DIRECTIONS FOR THIS TASK — Set down each line of the data below exactly as it stands, dropping the pictures.

EXERCISE INPUTS —

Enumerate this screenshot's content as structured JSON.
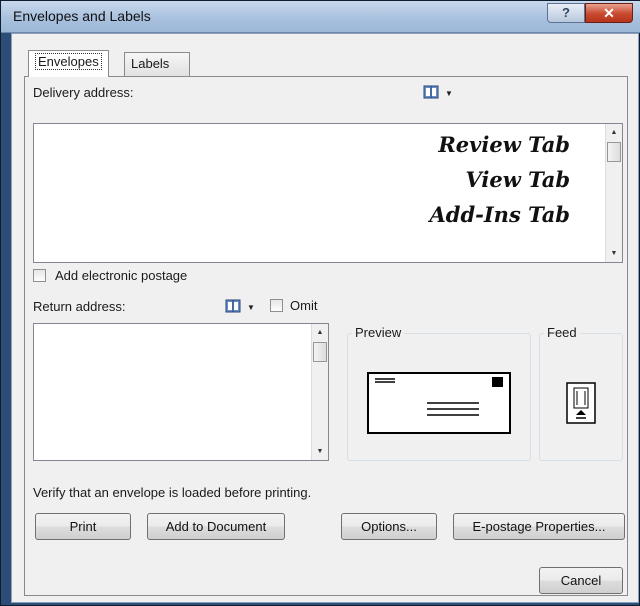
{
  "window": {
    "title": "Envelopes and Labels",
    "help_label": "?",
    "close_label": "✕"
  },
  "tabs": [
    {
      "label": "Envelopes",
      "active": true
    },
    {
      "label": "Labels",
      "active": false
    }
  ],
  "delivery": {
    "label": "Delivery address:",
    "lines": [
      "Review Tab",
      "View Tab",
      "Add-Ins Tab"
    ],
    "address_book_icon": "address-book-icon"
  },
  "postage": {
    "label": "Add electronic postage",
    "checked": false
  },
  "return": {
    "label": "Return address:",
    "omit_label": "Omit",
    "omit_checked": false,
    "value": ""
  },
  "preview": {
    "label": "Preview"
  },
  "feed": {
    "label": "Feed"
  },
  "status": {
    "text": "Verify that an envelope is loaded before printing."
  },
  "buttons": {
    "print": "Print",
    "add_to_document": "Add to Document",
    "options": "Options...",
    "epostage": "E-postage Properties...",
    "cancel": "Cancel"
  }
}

THE RESPONSE —
Enumerate this screenshot's content as structured JSON.
{
  "window": {
    "title": "Envelopes and Labels",
    "help_label": "?",
    "close_label": "✕"
  },
  "tabs": [
    {
      "label": "Envelopes",
      "active": true
    },
    {
      "label": "Labels",
      "active": false
    }
  ],
  "delivery": {
    "label": "Delivery address:",
    "lines": [
      "Review Tab",
      "View Tab",
      "Add-Ins Tab"
    ],
    "address_book_icon": "address-book-icon"
  },
  "postage": {
    "label": "Add electronic postage",
    "checked": false
  },
  "return": {
    "label": "Return address:",
    "omit_label": "Omit",
    "omit_checked": false,
    "value": ""
  },
  "preview": {
    "label": "Preview"
  },
  "feed": {
    "label": "Feed"
  },
  "status": {
    "text": "Verify that an envelope is loaded before printing."
  },
  "buttons": {
    "print": "Print",
    "add_to_document": "Add to Document",
    "options": "Options...",
    "epostage": "E-postage Properties...",
    "cancel": "Cancel"
  }
}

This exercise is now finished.